§ **Supplied entries**:
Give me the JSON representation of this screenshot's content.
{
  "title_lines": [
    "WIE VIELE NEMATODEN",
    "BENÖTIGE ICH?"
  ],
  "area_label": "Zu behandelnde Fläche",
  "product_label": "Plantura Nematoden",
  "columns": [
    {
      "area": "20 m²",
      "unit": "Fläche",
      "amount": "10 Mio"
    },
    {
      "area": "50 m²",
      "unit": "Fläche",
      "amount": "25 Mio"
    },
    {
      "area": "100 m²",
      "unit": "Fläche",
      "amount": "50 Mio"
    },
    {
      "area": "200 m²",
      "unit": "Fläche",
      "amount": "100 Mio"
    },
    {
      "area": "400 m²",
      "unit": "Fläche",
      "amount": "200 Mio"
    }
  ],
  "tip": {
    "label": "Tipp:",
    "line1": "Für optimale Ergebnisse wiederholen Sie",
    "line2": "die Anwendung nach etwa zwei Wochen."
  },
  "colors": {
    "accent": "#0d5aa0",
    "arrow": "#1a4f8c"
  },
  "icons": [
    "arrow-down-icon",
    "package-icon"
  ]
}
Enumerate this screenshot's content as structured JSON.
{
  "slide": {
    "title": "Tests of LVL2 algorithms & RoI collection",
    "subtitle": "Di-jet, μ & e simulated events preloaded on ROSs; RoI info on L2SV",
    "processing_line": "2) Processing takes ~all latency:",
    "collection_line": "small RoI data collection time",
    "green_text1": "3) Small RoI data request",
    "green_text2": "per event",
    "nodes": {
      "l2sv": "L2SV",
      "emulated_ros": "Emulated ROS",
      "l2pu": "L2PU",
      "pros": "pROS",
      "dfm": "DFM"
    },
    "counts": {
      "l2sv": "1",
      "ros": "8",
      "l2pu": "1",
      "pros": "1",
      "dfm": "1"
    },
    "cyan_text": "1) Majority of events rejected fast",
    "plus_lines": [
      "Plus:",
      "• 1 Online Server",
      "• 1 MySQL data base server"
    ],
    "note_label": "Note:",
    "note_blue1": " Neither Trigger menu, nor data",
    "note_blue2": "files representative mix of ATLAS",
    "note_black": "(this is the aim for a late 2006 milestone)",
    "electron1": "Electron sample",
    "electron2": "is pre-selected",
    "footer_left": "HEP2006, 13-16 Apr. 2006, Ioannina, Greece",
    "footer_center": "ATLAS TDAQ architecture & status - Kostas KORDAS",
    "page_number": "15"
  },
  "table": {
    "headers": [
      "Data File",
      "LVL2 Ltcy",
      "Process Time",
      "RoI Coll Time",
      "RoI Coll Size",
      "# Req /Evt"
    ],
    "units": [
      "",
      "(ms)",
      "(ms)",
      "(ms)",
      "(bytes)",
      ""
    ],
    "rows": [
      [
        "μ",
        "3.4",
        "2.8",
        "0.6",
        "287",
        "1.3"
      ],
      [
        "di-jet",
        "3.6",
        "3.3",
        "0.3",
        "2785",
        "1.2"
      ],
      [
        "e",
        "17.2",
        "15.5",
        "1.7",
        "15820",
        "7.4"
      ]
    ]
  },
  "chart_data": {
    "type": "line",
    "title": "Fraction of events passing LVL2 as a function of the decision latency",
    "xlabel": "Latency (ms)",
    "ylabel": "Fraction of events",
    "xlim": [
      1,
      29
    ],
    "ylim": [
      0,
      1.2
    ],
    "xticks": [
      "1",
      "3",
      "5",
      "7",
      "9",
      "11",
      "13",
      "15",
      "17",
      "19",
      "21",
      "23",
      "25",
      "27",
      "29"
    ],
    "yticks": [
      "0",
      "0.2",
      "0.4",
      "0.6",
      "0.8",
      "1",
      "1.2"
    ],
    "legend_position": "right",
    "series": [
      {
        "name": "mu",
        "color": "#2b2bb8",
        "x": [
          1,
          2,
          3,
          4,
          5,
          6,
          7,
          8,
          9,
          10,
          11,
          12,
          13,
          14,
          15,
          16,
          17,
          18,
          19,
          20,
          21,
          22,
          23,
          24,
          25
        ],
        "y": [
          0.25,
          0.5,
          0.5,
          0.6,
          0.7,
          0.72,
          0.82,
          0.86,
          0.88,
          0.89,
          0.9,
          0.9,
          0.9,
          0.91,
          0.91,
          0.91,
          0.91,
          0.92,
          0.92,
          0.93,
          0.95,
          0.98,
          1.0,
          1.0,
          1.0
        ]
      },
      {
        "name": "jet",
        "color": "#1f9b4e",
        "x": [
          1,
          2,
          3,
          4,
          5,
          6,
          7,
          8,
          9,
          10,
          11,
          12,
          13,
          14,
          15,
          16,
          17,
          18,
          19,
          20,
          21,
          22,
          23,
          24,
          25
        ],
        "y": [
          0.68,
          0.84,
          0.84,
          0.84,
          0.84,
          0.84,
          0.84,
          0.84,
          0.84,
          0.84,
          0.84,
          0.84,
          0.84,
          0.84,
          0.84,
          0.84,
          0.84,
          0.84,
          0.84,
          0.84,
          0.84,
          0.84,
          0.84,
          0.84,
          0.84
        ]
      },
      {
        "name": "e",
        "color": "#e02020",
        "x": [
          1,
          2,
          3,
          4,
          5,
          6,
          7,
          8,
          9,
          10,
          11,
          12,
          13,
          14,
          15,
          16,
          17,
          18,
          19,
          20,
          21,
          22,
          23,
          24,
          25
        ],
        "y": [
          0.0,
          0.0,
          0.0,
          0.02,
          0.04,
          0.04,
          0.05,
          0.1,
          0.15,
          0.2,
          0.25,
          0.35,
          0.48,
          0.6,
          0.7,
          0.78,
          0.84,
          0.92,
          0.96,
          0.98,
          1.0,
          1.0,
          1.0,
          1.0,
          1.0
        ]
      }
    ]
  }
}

§ **Objective**:
Report only a number: how many lines in the material above contain the string "this".

§ **The solution**:
3